▶ [Your instructions] Leave out the pictures and repeat the rest of the material exactly.

▶ [Supplied material]
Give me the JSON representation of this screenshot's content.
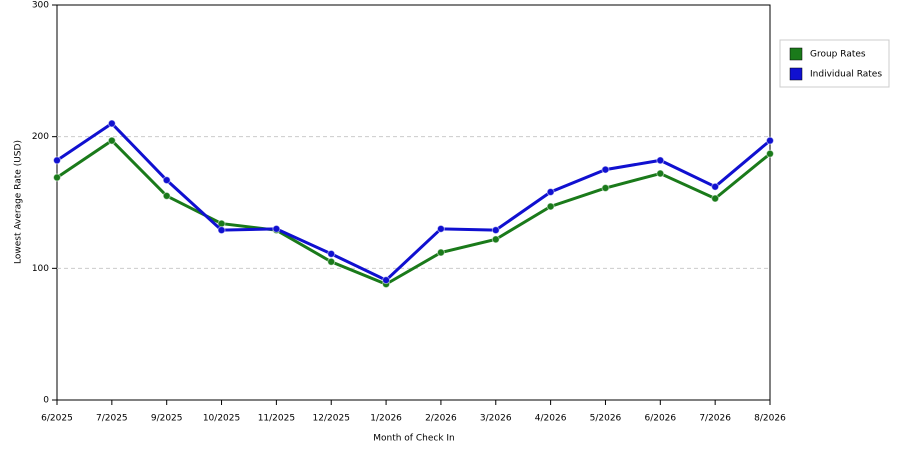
{
  "chart_data": {
    "type": "line",
    "x_label": "Month of Check In",
    "y_label": "Lowest Average Rate (USD)",
    "categories": [
      "6/2025",
      "7/2025",
      "9/2025",
      "10/2025",
      "11/2025",
      "12/2025",
      "1/2026",
      "2/2026",
      "3/2026",
      "4/2026",
      "5/2026",
      "6/2026",
      "7/2026",
      "8/2026"
    ],
    "series": [
      {
        "name": "Group Rates",
        "color": "#1a7a1a",
        "values": [
          169,
          197,
          155,
          134,
          129,
          105,
          88,
          112,
          122,
          147,
          161,
          172,
          153,
          187
        ]
      },
      {
        "name": "Individual Rates",
        "color": "#1010d0",
        "values": [
          182,
          210,
          167,
          129,
          130,
          111,
          91,
          130,
          129,
          158,
          175,
          182,
          162,
          197
        ]
      }
    ],
    "ylim": [
      0,
      300
    ],
    "yticks": [
      0,
      100,
      200,
      300
    ],
    "grid": true,
    "legend": "right"
  }
}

▶ [Output below]
Give me the JSON representation of this screenshot's content.
{
  "chart_data": {
    "type": "line",
    "x_label": "Month of Check In",
    "y_label": "Lowest Average Rate (USD)",
    "categories": [
      "6/2025",
      "7/2025",
      "9/2025",
      "10/2025",
      "11/2025",
      "12/2025",
      "1/2026",
      "2/2026",
      "3/2026",
      "4/2026",
      "5/2026",
      "6/2026",
      "7/2026",
      "8/2026"
    ],
    "series": [
      {
        "name": "Group Rates",
        "color": "#1a7a1a",
        "values": [
          169,
          197,
          155,
          134,
          129,
          105,
          88,
          112,
          122,
          147,
          161,
          172,
          153,
          187
        ]
      },
      {
        "name": "Individual Rates",
        "color": "#1010d0",
        "values": [
          182,
          210,
          167,
          129,
          130,
          111,
          91,
          130,
          129,
          158,
          175,
          182,
          162,
          197
        ]
      }
    ],
    "ylim": [
      0,
      300
    ],
    "yticks": [
      0,
      100,
      200,
      300
    ],
    "grid": true,
    "legend": "right"
  }
}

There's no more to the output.